**Reading text:**
************

If you need to delve into the murky depths of a PDF to return with
spices and silk extract metadata, images, and yes, even text, I
have some excellent Free Software for you:
PLAYA-PDF and
PAVÉS. If you’d like to know how
this came to be, then continue reading. And if you need a consultant
for document intelligence tasks, large and small, I’m currently
available for contracts of all sorts!
“You’re nothing but a pack of indirect objects!”
As you may or may not know, I’m a computational
linguist by
trade and
training. In
2021, something else happened: I was elected to the town council in a
municipality of the greater St-Jérôme area, which shall remain
unnamed. Shortly thereafter, I quit my job as Principal Research
Scientist at a company (which shall also remain unnamed, and is now a
division of Microsoft) because it was clear that I couldn’t continue
to work full-time in Montréal while being a responsive and effective
public servant. I also found municipal politics to be a lot more
interesting and relevant than the slow, incremental improvement of
machine learning models for natural language understanding which I was
working on at the time.

************

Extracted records

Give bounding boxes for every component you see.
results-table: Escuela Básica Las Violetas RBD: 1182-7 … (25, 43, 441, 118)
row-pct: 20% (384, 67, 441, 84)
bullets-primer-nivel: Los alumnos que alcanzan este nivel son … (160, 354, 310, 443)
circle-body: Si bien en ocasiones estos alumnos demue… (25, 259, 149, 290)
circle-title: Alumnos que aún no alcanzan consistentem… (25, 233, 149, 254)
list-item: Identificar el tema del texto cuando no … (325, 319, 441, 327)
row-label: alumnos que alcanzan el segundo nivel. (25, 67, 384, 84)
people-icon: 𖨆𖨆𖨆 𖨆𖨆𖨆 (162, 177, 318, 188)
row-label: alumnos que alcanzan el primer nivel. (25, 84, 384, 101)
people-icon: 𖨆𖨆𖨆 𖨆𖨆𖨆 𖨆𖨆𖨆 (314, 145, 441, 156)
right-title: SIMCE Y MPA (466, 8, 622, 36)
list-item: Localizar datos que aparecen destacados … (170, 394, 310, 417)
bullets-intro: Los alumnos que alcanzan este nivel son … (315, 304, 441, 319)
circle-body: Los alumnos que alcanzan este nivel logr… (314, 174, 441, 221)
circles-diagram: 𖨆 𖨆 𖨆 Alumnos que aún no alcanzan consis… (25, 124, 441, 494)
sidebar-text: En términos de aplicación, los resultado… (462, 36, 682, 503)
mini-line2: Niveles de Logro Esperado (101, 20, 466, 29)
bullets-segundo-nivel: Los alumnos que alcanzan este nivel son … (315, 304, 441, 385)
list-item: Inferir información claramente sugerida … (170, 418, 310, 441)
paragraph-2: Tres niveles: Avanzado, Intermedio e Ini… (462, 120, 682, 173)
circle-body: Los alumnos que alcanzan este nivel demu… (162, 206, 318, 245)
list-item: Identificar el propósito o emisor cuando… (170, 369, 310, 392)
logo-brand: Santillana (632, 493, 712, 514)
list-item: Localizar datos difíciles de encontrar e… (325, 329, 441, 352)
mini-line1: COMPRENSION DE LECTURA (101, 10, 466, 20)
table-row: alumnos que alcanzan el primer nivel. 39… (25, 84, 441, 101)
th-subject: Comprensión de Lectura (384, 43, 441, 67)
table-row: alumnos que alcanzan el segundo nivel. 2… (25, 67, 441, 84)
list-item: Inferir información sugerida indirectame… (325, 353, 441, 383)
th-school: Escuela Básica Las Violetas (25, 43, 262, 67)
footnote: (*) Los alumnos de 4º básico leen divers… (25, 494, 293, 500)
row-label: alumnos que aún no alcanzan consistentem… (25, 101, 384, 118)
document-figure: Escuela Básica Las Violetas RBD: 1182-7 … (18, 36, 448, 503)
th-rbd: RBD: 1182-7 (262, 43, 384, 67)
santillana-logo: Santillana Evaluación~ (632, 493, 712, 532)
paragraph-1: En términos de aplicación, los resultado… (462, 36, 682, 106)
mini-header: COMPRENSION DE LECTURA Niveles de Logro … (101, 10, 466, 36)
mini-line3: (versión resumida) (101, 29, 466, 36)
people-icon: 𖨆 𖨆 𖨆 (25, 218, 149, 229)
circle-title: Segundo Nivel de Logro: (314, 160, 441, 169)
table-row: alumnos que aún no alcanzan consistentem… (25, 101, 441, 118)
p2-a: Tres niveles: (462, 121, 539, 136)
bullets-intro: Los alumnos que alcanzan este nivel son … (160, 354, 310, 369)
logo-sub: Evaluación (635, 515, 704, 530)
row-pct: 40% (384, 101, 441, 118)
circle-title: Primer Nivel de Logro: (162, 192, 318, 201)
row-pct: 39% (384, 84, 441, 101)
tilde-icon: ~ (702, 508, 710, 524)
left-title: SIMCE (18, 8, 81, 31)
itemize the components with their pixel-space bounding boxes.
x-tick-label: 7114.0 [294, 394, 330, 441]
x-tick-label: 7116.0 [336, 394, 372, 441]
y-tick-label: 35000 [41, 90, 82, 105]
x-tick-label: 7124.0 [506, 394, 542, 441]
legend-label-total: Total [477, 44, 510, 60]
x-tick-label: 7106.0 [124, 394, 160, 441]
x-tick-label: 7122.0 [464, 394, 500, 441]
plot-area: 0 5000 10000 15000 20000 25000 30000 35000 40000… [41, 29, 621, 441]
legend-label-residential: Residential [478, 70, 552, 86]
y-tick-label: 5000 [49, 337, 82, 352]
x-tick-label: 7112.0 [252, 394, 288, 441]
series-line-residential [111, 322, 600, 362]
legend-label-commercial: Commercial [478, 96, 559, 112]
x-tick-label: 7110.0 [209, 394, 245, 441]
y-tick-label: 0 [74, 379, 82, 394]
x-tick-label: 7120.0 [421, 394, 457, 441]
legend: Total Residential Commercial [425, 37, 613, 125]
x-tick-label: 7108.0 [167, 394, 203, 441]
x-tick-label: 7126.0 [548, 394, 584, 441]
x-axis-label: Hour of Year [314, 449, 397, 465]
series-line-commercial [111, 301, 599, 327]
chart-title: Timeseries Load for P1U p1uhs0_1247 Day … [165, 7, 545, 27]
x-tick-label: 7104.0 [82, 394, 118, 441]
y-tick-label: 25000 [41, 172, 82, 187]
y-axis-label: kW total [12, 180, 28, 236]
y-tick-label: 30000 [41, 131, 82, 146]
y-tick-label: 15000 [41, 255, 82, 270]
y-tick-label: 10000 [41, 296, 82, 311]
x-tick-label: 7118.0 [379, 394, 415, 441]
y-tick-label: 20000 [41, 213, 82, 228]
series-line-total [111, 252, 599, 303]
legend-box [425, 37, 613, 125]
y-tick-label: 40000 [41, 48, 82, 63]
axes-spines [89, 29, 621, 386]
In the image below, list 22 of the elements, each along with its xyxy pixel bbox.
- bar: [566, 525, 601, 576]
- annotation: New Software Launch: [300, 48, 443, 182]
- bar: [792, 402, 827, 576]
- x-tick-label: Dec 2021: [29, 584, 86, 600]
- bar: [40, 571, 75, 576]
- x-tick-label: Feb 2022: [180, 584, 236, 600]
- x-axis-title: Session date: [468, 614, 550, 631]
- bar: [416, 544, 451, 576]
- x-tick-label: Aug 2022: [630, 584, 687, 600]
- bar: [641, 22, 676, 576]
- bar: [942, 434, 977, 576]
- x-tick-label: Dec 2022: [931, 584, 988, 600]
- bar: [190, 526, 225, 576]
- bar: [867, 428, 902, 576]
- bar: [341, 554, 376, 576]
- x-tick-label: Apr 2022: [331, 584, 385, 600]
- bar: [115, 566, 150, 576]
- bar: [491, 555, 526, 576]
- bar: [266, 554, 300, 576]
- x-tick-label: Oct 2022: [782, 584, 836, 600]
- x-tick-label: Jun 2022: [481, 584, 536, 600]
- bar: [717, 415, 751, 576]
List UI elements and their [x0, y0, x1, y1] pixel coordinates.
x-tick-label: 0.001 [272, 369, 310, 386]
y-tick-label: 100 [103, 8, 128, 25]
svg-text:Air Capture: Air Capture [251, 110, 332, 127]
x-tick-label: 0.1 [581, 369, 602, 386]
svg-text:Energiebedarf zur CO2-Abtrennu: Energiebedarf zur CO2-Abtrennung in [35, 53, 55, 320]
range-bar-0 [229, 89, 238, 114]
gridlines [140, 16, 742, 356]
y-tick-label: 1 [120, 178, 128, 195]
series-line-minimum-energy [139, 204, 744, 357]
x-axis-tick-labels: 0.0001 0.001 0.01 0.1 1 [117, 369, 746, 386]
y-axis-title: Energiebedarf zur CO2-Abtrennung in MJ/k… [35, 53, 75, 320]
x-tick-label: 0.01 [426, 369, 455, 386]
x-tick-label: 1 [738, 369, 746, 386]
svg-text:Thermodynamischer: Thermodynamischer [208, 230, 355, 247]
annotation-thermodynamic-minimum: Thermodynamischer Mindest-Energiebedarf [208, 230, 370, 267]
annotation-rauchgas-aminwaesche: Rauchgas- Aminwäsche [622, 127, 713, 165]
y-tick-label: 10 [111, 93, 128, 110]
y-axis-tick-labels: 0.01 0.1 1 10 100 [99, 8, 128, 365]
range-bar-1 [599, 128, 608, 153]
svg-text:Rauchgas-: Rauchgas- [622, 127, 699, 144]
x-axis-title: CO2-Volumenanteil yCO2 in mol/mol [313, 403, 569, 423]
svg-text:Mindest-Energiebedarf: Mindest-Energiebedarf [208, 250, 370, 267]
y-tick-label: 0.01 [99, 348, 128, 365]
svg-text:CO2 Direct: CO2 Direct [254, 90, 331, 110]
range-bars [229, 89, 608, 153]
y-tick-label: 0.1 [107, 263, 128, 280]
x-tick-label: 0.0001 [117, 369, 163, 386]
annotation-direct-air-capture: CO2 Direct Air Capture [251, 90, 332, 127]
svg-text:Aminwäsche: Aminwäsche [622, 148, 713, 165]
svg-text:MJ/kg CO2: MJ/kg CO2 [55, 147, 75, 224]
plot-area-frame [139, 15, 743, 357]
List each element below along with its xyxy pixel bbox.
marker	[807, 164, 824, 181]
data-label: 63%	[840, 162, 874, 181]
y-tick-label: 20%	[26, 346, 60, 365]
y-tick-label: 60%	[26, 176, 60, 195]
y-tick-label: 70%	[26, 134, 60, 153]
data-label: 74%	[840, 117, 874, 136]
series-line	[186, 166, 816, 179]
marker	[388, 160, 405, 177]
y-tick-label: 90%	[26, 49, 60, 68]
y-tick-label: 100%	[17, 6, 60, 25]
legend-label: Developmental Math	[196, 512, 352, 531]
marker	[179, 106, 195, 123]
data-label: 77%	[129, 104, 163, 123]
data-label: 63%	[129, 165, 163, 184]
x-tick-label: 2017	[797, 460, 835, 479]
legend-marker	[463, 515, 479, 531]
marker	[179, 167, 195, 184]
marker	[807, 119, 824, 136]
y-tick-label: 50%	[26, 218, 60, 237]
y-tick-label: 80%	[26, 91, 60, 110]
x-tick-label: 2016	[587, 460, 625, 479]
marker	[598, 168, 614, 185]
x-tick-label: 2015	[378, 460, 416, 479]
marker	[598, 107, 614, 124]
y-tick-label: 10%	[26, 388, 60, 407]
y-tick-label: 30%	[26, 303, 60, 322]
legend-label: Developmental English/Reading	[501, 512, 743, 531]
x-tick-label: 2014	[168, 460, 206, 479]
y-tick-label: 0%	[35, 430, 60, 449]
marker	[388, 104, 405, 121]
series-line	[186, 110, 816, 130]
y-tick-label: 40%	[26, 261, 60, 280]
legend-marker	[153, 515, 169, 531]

************

**Task set:**
a) In the post about the PDF tools, what job did the writer quit after being elected to the town council?
b) Write the next part of the post about the PDF tools, picking up after its last sentence.

**The results:**
a) Principal Research Scientist

b)
And in the mean time, well, some other things happened…
One of the unintended consequences of this possibly ill-advised career
move was that I ended up becoming an expert of sorts on parsing and
manipulating PDF files. Of course, like any programmer, I did this in
the usual way, by starting a Free Software project.
Why PDF?
Once you get into the details of document management and archiving in
a municipality or other similar organization, it quickly becomes
obvious that, despite all the best efforts of decades of work on ODP,
OOXML, HTML, and various other purportedly universal document formats,
at the end of the day, the only thing you can count on is that a
document wil always be available as a PDF. This is the unfortunate
result of Microsoft’s domination of the office software market: not
only is Office gratuitously incompatible in subtle ways with every
other alternative (free and
proprietary), but Office
isn’t even compatible with itself a lot of the time.
Why another PDF library?
Free Software, fundamentally, is about choice, and I had certain
critieria for the tool that I wanted to use, which were not fulfilled
by the available choices:
Permissive open-source license (BSD or MIT).
Written in Python and portable to various platforms.
Programmer-friendly interface.
Direct access to internal PDF data structures, not just text
extraction but also access to graphics state, images and metadata.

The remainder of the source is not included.